> **Ketentuan Tugas**:
1/ Tolong jawab pertanyaan berikut berdasarkan tulisan tentang hujan.
(a) Sudah berapa lama hujan menghilang?
(b) Berapa tahun yang lalu hujan dijadikan saksi pertemuan dengannya?
(c) Siapa yang mati-matian memaksa bertemu di tengah rinai hujan?
2/ Tuliskan kembali dengan persis bagian tulisan tentang hujan mulai dari "Masih ingatkah kau" sampai "yang tak sempurna.".
3/ Teruskan tulisan tentang hujan setelah kalimat terakhirnya.

Apa
kabar hujan? Ah, ini pertama kalinya setelah setahun kau menghilang. Aku rindu
padamu. Sebagaimana rinduku pada seseorang yang bersembunyi dibalik jarak.
Masih ingatkah kau hujan? Saat engkau kujadikan saksi pertemuanku dengannya 3
tahun yang lalu. Rasanya mustahil semua itu terulang. Sudahlah. Sudah ku tutup
lembaran romansa itu.
Kedatanganmu
saat ini tepat sekali, Hujan. Mari temani aku. Aku sedang ingin flash back romansa kita 3 tahun yang
lalu. Ingatkah, saat pangeran yang mati-matian memaksaku menemuinya
ditengah-tengah rinaimu? Kebodohan yang sangat parah menurutku. Bagaimana bisa
ada seorang yang sebegitunya hendak mengajakku bertemu, padahal ia tahu aku
begini. Aku yang tak sempurna.
Entahlah,
Hujan. Mungkin kamupun menertawaiku saat itu. Seorang gadis yang penuh
kekurangan sedang melukis senyum ditengah kegaduhanmu bersama pangeran yang baru
ditemuinya pertama kali. Konyol sepertinya, namun cinta yang mulai menuyusup
dibalik kesejukan rintikmu, mampu membius kekonyolan itu.

> **Data yang Diberikan**:
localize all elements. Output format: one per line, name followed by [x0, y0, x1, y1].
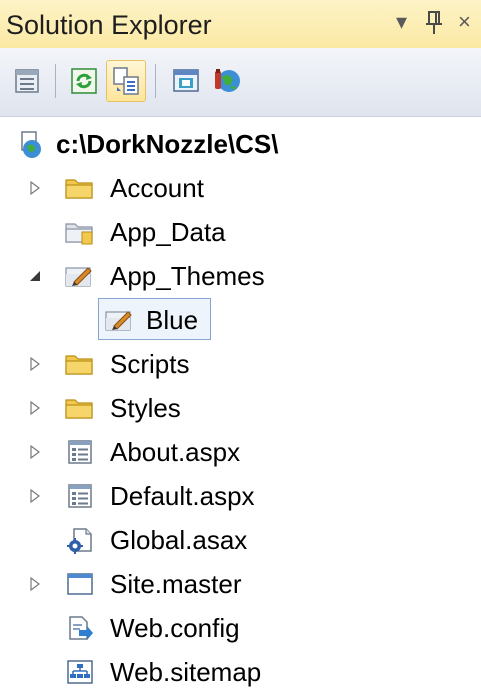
show-all-files-button[interactable]	[106, 60, 146, 102]
aspx-page-icon	[66, 438, 94, 466]
tree-item-label: Web.config	[110, 613, 240, 643]
tree-item-label: App_Themes	[110, 261, 265, 291]
tree-item-label: Blue	[146, 305, 199, 335]
solution-tree: c:\DorkNozzle\CS\ Account App_Data App_T…	[0, 118, 481, 687]
tree-item-web-config[interactable]: Web.config	[0, 606, 481, 650]
tree-root[interactable]: c:\DorkNozzle\CS\	[0, 122, 481, 166]
tree-item-scripts[interactable]: Scripts	[0, 342, 481, 386]
app-data-folder-icon	[64, 218, 93, 246]
close-icon[interactable]: ×	[458, 8, 471, 36]
tree-item-app-data[interactable]: App_Data	[0, 210, 481, 254]
sitemap-icon	[66, 658, 94, 686]
theme-folder-icon	[64, 262, 92, 290]
tree-item-label: Account	[110, 173, 204, 203]
folder-icon	[64, 394, 93, 422]
auto-hide-pin-icon[interactable]	[425, 10, 445, 43]
tree-item-label: Styles	[110, 393, 181, 423]
tree-item-label: App_Data	[110, 217, 226, 247]
collapsed-expander-icon[interactable]	[28, 444, 42, 460]
tree-item-blue[interactable]: Blue	[0, 298, 481, 342]
refresh-button[interactable]	[64, 60, 104, 102]
solution-explorer-titlebar: Solution Explorer ▾ ×	[0, 0, 481, 48]
tree-item-global-asax[interactable]: Global.asax	[0, 518, 481, 562]
show-all-files-icon	[113, 67, 139, 95]
tree-item-web-sitemap[interactable]: Web.sitemap	[0, 650, 481, 694]
global-asax-icon	[66, 526, 94, 554]
tree-item-label: Scripts	[110, 349, 190, 379]
theme-folder-icon	[104, 306, 132, 334]
toolbar-separator	[155, 64, 156, 98]
collapsed-expander-icon[interactable]	[28, 400, 42, 416]
window-position-dropdown-icon[interactable]: ▾	[396, 8, 407, 36]
solution-explorer-toolbar	[0, 48, 481, 117]
copy-website-icon	[215, 69, 240, 92]
expanded-expander-icon[interactable]	[28, 269, 42, 283]
view-designer-icon	[173, 69, 199, 92]
view-designer-button[interactable]	[166, 60, 206, 102]
folder-icon	[64, 350, 93, 378]
properties-button[interactable]	[8, 60, 48, 102]
tree-item-label: Global.asax	[110, 525, 248, 555]
panel-title: Solution Explorer	[6, 10, 212, 40]
tree-item-label: About.aspx	[110, 437, 241, 467]
tree-item-account[interactable]: Account	[0, 166, 481, 210]
properties-icon	[15, 69, 39, 93]
tree-item-styles[interactable]: Styles	[0, 386, 481, 430]
tree-item-label: Site.master	[110, 569, 242, 599]
tree-item-about-aspx[interactable]: About.aspx	[0, 430, 481, 474]
copy-website-button[interactable]	[208, 60, 248, 102]
master-page-icon	[66, 570, 94, 598]
tree-item-label: Default.aspx	[110, 481, 255, 511]
folder-icon	[64, 174, 93, 202]
collapsed-expander-icon[interactable]	[28, 180, 42, 196]
root-label: c:\DorkNozzle\CS\	[56, 129, 279, 159]
web-project-icon	[18, 130, 46, 158]
tree-item-label: Web.sitemap	[110, 657, 262, 687]
tree-item-site-master[interactable]: Site.master	[0, 562, 481, 606]
collapsed-expander-icon[interactable]	[28, 488, 42, 504]
toolbar-separator	[55, 64, 56, 98]
aspx-page-icon	[66, 482, 94, 510]
refresh-icon	[71, 68, 97, 94]
collapsed-expander-icon[interactable]	[28, 356, 42, 372]
tree-item-app-themes[interactable]: App_Themes	[0, 254, 481, 298]
config-file-icon	[66, 614, 94, 642]
tree-item-default-aspx[interactable]: Default.aspx	[0, 474, 481, 518]
collapsed-expander-icon[interactable]	[28, 576, 42, 592]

> **Jawaban Tertulis**:
1/
(a) Setahun.
(b) 3 tahun yang lalu.
(c) Pangeran.

2/
Masih ingatkah kau hujan? Saat engkau kujadikan saksi pertemuanku dengannya 3
tahun yang lalu. Rasanya mustahil semua itu terulang. Sudahlah. Sudah ku tutup
lembaran romansa itu.
Kedatanganmu
saat ini tepat sekali, Hujan. Mari temani aku. Aku sedang ingin flash back romansa kita 3 tahun yang
lalu. Ingatkah, saat pangeran yang mati-matian memaksaku menemuinya
ditengah-tengah rinaimu? Kebodohan yang sangat parah menurutku. Bagaimana bisa
ada seorang yang sebegitunya hendak mengajakku bertemu, padahal ia tahu aku
begini. Aku yang tak sempurna.

3/
Tak
banyak yang bisa kuceritakan lagi tentangnya. Kebaikannya, perhatiannya, aku
merasakan keistimewaan tersendiri saat bersamanya. Meski harus terus berdamai
dengan jarak yang berkilo-kilo meter, cinta yang terukir dibawah kesaksianmu
tak pernah terkikis. Terus menerus membelenggu, mengikat hati kami berdua.
Akupun tak pernah letih mencintainya, sebagaimana aku tak pernah letih menunggu
kedatanganmu meski hanya setahun sekali.
Kalau
kupikir-pikir, dia sama sepertimu Hujan. Datangnya lama, tapi perginya cepat. Menjalani
hubungan seperti ini tak semudah yang kebanyakan orang lain kira. Menjalani
hubungan seperti ini sama layaknya kamu harus sabar mengumpulkan
kristal-kristal air menjadi awan, lalu menjadi gumpalan awan, dan masih harus
bersabar lagi menunggu kawan-kawanmu seperti mendung, petir, dan pelangi hingga
akhirnya kau bisa tersenyum lepas menyentuh bumi. Akupun begitu, menghabiskan
hari dengan celengan rindu yang semakin penuh. Bersabar menanti tiba waktu yang
tepat tuk bersua. Kadang hanya berteman engkau dan kilau pelangi.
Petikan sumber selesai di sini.